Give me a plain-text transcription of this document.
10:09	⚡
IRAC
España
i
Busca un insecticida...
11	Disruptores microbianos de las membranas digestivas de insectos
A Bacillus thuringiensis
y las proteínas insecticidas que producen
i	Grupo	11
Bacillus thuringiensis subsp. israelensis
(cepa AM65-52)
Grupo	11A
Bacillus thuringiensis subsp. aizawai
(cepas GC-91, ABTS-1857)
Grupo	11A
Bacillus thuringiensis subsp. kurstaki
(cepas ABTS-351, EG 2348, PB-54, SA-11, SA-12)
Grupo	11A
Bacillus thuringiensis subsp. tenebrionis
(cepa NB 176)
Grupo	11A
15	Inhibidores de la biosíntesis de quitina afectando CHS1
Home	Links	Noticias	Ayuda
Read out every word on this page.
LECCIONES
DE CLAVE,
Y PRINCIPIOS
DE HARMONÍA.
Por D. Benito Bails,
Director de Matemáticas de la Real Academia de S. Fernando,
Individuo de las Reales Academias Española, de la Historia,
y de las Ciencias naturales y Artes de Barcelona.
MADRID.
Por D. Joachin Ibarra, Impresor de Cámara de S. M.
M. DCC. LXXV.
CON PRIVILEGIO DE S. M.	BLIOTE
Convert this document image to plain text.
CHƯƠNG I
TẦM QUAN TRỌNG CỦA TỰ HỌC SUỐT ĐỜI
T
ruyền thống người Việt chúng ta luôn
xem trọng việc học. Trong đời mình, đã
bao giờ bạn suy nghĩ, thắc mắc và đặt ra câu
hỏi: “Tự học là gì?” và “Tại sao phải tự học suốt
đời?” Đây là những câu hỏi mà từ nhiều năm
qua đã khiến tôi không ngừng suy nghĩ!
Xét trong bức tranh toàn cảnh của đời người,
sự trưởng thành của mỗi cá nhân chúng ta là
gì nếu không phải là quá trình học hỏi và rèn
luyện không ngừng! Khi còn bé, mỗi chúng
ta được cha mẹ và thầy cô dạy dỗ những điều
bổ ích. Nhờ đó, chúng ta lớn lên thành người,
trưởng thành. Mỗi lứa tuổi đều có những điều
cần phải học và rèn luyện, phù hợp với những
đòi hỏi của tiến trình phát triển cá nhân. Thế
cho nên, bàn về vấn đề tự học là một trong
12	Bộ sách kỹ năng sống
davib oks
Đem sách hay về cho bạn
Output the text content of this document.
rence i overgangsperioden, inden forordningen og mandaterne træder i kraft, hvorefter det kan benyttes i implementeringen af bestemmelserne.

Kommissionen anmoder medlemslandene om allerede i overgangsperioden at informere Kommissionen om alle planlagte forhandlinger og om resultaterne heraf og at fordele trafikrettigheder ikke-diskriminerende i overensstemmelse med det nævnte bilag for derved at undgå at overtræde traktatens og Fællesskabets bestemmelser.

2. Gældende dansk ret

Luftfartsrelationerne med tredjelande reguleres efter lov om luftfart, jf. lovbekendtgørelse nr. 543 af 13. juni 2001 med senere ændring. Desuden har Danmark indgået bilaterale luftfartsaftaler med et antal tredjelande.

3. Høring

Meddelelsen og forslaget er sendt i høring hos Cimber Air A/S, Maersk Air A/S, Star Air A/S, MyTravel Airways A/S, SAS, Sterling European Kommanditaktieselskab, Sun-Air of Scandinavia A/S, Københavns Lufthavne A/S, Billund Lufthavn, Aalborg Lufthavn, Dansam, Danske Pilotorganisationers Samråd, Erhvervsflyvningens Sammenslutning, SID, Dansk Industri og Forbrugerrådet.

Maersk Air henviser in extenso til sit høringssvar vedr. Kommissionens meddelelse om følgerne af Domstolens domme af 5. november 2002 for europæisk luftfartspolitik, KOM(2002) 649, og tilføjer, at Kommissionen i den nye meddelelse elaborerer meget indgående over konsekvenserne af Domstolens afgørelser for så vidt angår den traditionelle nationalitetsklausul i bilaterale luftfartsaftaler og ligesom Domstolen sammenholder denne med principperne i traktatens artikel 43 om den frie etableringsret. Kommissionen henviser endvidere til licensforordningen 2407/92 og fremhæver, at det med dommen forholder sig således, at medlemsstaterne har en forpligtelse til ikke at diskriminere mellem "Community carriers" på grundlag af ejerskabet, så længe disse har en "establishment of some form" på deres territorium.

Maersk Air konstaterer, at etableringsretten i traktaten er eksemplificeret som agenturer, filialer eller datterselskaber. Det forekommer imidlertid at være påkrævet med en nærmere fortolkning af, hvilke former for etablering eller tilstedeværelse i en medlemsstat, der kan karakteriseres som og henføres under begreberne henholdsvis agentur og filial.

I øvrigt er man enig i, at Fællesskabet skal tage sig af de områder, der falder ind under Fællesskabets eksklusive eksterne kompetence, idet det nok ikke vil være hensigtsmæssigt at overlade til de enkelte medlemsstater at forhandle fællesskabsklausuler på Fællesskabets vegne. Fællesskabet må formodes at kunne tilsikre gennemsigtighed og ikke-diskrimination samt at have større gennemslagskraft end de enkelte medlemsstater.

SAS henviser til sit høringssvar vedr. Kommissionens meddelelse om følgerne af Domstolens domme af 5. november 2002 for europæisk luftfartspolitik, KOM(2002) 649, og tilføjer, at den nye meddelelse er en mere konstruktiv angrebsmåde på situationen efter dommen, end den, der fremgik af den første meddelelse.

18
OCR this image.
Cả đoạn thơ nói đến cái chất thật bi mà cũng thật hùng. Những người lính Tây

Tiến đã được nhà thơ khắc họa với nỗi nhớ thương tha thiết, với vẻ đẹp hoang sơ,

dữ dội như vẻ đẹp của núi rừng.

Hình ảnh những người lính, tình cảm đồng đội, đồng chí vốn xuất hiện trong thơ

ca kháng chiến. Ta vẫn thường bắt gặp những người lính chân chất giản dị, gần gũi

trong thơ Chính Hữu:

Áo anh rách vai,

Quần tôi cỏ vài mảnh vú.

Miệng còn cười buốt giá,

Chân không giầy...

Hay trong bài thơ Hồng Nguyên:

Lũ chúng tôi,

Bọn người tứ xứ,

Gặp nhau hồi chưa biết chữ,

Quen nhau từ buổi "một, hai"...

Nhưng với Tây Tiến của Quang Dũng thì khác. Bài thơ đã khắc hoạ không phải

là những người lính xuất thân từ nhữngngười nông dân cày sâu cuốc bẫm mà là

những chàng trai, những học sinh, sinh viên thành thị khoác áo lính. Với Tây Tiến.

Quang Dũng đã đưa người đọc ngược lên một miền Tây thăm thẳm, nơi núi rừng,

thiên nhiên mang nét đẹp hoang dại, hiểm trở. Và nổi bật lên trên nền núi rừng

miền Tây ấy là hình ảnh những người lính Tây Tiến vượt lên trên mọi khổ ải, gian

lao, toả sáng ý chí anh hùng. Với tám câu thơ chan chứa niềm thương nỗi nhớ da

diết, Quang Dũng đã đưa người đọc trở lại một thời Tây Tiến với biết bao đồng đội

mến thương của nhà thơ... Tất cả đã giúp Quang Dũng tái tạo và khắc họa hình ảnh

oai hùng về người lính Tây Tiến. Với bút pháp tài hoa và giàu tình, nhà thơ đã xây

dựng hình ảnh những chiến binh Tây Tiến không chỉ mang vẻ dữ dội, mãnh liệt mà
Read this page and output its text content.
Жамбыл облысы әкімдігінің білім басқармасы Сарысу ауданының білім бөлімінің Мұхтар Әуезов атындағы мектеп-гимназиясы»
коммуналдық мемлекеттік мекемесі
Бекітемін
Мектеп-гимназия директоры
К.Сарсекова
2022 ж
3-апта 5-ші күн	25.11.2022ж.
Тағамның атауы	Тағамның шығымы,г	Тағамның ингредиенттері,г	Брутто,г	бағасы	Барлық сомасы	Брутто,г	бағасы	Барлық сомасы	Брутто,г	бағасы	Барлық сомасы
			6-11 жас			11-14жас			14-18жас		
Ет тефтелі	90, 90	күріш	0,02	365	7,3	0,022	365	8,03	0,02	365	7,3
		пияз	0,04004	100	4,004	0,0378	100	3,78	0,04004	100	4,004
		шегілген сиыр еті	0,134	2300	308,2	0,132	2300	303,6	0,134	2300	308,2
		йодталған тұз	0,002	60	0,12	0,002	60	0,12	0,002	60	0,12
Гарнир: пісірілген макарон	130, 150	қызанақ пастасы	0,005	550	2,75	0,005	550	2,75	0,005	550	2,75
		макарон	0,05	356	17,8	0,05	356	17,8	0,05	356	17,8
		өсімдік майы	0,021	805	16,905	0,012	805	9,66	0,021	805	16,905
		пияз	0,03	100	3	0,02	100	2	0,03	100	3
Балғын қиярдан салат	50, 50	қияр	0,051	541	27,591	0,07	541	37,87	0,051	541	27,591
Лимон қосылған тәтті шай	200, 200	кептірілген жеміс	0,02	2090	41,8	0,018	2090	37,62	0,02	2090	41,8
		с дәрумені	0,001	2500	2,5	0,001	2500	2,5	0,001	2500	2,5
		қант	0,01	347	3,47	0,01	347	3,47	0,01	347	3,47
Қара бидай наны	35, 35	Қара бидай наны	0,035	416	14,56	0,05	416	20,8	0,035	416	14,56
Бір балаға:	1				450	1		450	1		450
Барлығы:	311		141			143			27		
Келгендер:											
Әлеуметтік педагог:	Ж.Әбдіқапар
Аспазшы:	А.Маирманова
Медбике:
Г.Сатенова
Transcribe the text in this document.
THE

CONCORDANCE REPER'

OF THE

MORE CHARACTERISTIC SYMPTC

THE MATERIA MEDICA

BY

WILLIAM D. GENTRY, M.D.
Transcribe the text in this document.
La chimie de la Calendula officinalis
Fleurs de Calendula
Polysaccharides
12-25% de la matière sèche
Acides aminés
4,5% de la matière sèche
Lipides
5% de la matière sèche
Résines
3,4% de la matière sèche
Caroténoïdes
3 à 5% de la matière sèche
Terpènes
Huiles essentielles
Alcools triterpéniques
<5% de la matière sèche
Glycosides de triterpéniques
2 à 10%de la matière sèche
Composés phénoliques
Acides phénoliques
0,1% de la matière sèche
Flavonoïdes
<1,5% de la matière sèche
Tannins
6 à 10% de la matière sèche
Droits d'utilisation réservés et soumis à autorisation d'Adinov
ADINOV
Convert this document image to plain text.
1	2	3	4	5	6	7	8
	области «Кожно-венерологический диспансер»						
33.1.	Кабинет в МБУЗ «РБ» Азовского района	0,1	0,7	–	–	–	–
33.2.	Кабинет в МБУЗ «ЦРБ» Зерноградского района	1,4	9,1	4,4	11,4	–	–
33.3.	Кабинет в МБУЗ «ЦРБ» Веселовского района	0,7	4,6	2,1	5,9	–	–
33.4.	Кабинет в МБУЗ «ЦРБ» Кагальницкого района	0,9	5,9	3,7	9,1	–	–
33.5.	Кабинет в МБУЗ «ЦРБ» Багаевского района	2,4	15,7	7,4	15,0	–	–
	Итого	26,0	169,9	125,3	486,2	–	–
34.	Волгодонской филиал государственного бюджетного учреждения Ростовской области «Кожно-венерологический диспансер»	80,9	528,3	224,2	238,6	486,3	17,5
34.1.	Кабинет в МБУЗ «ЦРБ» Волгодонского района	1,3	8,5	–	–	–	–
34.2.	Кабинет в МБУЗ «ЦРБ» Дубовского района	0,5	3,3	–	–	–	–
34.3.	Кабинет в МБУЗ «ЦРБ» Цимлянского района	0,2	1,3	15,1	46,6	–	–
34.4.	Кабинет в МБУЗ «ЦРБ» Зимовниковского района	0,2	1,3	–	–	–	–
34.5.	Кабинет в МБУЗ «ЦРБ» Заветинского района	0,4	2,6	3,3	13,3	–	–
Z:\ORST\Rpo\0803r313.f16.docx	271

*****

**EXERCISE REQUIREMENTS:**
Search the records above for "rừng". Copy each line where it is found.

**FULL RESPONSE:**
dữ dội như vẻ đẹp của núi rừng.
Quang Dũng đã đưa người đọc ngược lên một miền Tây thăm thẳm, nơi núi rừng,
thiên nhiên mang nét đẹp hoang dại, hiểm trở. Và nổi bật lên trên nền núi rừng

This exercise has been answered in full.